◆ Stored data:
- - -

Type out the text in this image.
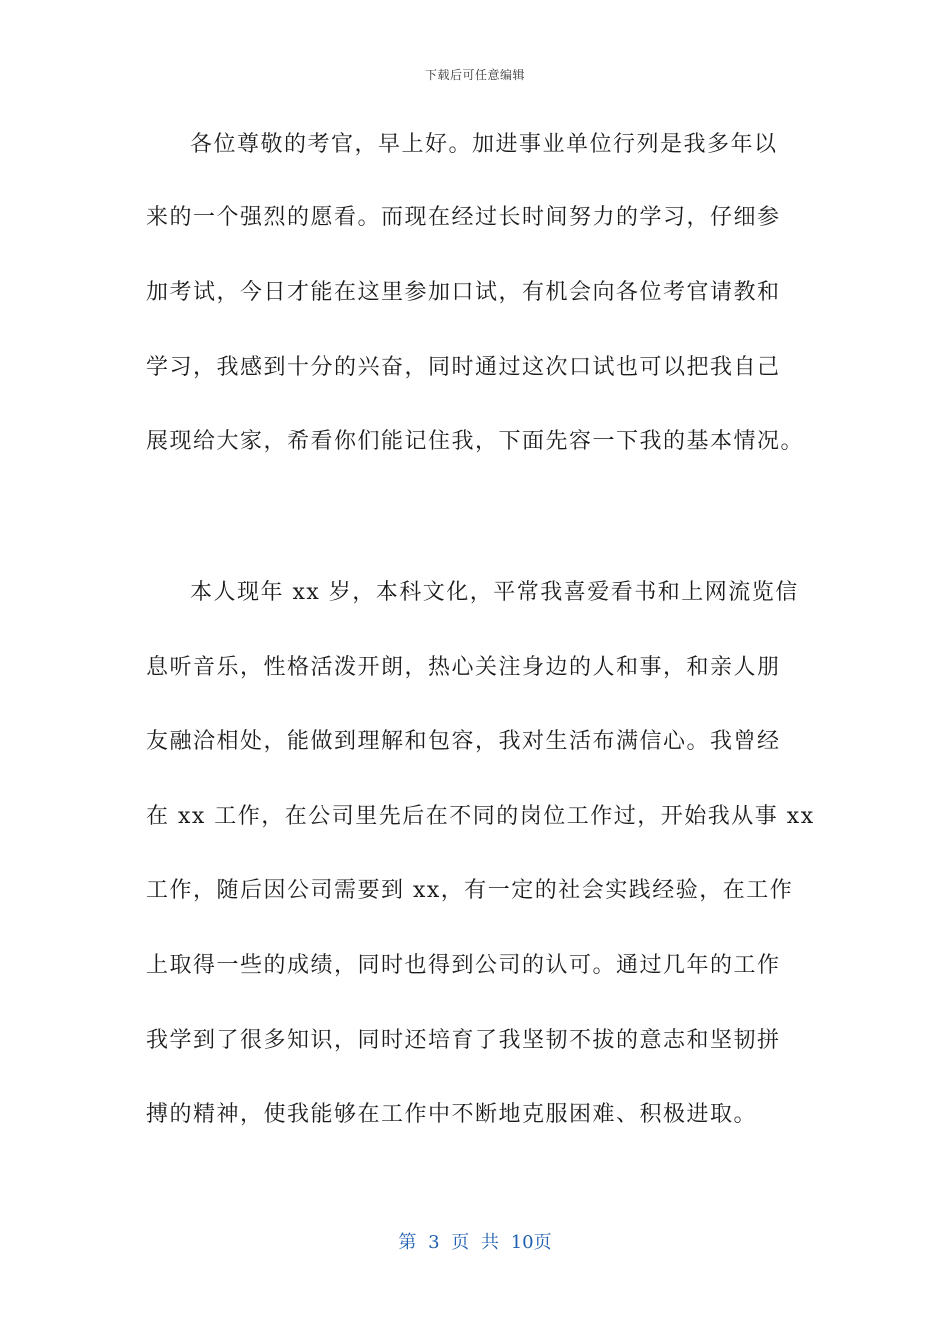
下载后可任意编辑
各位尊敬的考官，早上好。加进事业单位行列是我多年以
来的一个强烈的愿看。而现在经过长时间努力的学习，仔细参
加考试，今日才能在这里参加口试，有机会向各位考官请教和
学习，我感到十分的兴奋，同时通过这次口试也可以把我自己
展现给大家，希看你们能记住我，下面先容一下我的基本情况。
本人现年 xx 岁，本科文化，平常我喜爱看书和上网流览信
息听音乐，性格活泼开朗，热心关注身边的人和事，和亲人朋
友融洽相处，能做到理解和包容，我对生活布满信心。我曾经
在 xx 工作，在公司里先后在不同的岗位工作过，开始我从事 xx
工作，随后因公司需要到 xx，有一定的社会实践经验，在工作
上取得一些的成绩，同时也得到公司的认可。通过几年的工作
我学到了很多知识，同时还培育了我坚韧不拔的意志和坚韧拼
搏的精神，使我能够在工作中不断地克服困难、积极进取。
第 3 页 共 10页
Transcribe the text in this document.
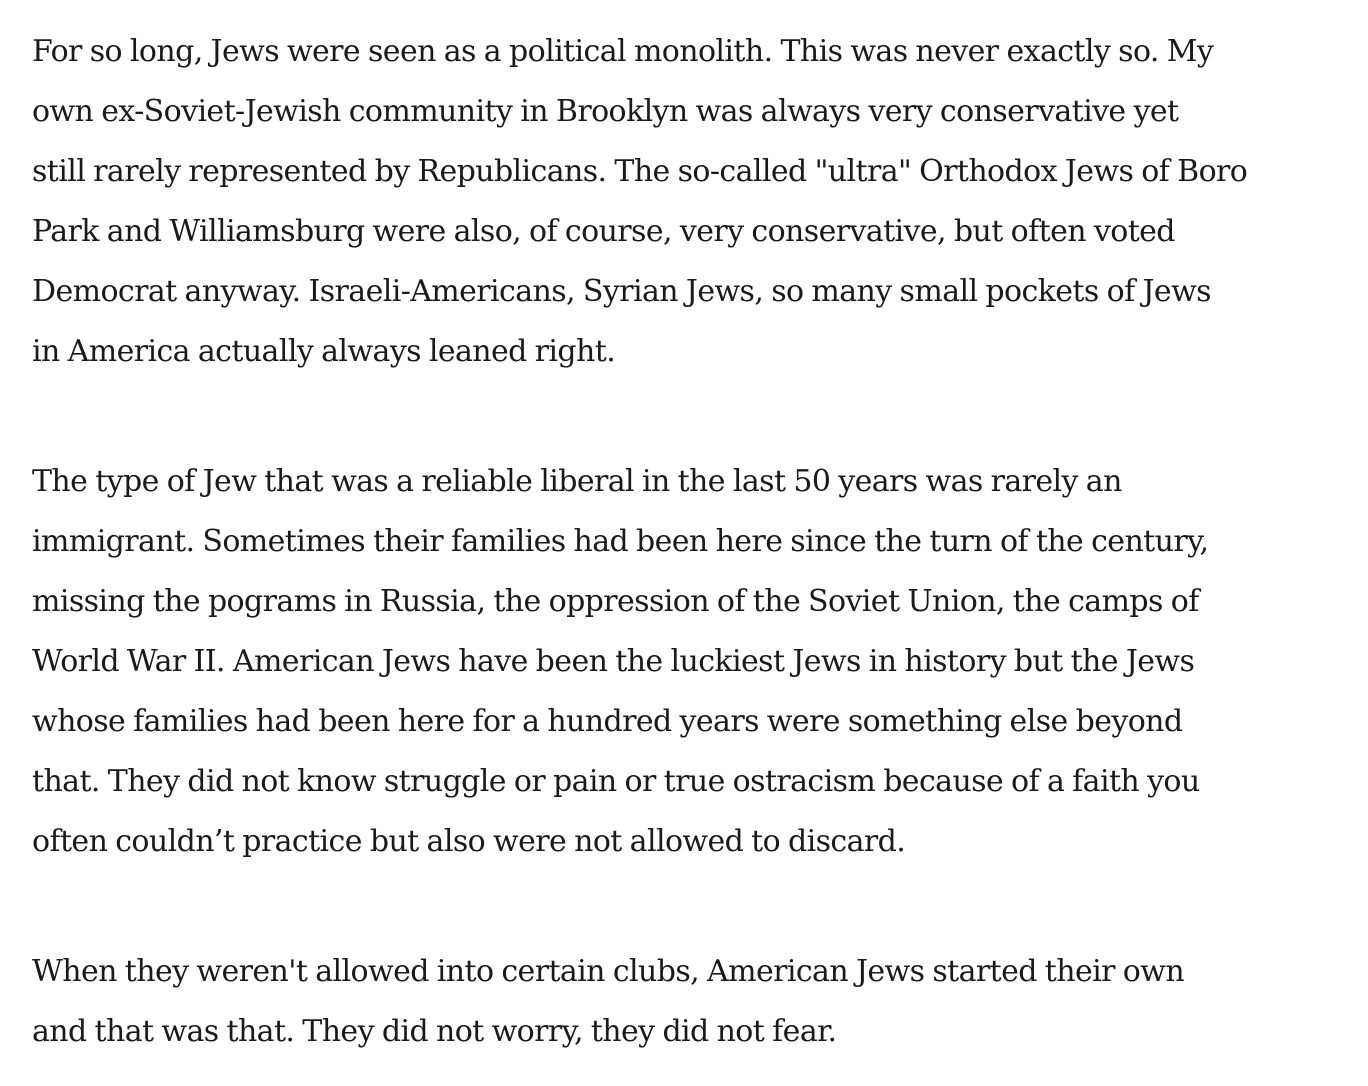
For so long, Jews were seen as a political monolith. This was never exactly so. My
own ex-Soviet-Jewish community in Brooklyn was always very conservative yet
still rarely represented by Republicans. The so-called "ultra" Orthodox Jews of Boro
Park and Williamsburg were also, of course, very conservative, but often voted
Democrat anyway. Israeli-Americans, Syrian Jews, so many small pockets of Jews
in America actually always leaned right.

The type of Jew that was a reliable liberal in the last 50 years was rarely an
immigrant. Sometimes their families had been here since the turn of the century,
missing the pograms in Russia, the oppression of the Soviet Union, the camps of
World War II. American Jews have been the luckiest Jews in history but the Jews
whose families had been here for a hundred years were something else beyond
that. They did not know struggle or pain or true ostracism because of a faith you
often couldn’t practice but also were not allowed to discard.

When they weren't allowed into certain clubs, American Jews started their own
and that was that. They did not worry, they did not fear.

- - -

The records above must be echoed exactly, minus their pictures.

Type out the text in this image.
下载后可任意编辑
各位尊敬的考官，早上好。加进事业单位行列是我多年以
来的一个强烈的愿看。而现在经过长时间努力的学习，仔细参
加考试，今日才能在这里参加口试，有机会向各位考官请教和
学习，我感到十分的兴奋，同时通过这次口试也可以把我自己
展现给大家，希看你们能记住我，下面先容一下我的基本情况。
本人现年 xx 岁，本科文化，平常我喜爱看书和上网流览信
息听音乐，性格活泼开朗，热心关注身边的人和事，和亲人朋
友融洽相处，能做到理解和包容，我对生活布满信心。我曾经
在 xx 工作，在公司里先后在不同的岗位工作过，开始我从事 xx
工作，随后因公司需要到 xx，有一定的社会实践经验，在工作
上取得一些的成绩，同时也得到公司的认可。通过几年的工作
我学到了很多知识，同时还培育了我坚韧不拔的意志和坚韧拼
搏的精神，使我能够在工作中不断地克服困难、积极进取。
第 3 页 共 10页
Transcribe the text in this document.
For so long, Jews were seen as a political monolith. This was never exactly so. My
own ex-Soviet-Jewish community in Brooklyn was always very conservative yet
still rarely represented by Republicans. The so-called "ultra" Orthodox Jews of Boro
Park and Williamsburg were also, of course, very conservative, but often voted
Democrat anyway. Israeli-Americans, Syrian Jews, so many small pockets of Jews
in America actually always leaned right.

The type of Jew that was a reliable liberal in the last 50 years was rarely an
immigrant. Sometimes their families had been here since the turn of the century,
missing the pograms in Russia, the oppression of the Soviet Union, the camps of
World War II. American Jews have been the luckiest Jews in history but the Jews
whose families had been here for a hundred years were something else beyond
that. They did not know struggle or pain or true ostracism because of a faith you
often couldn’t practice but also were not allowed to discard.

When they weren't allowed into certain clubs, American Jews started their own
and that was that. They did not worry, they did not fear.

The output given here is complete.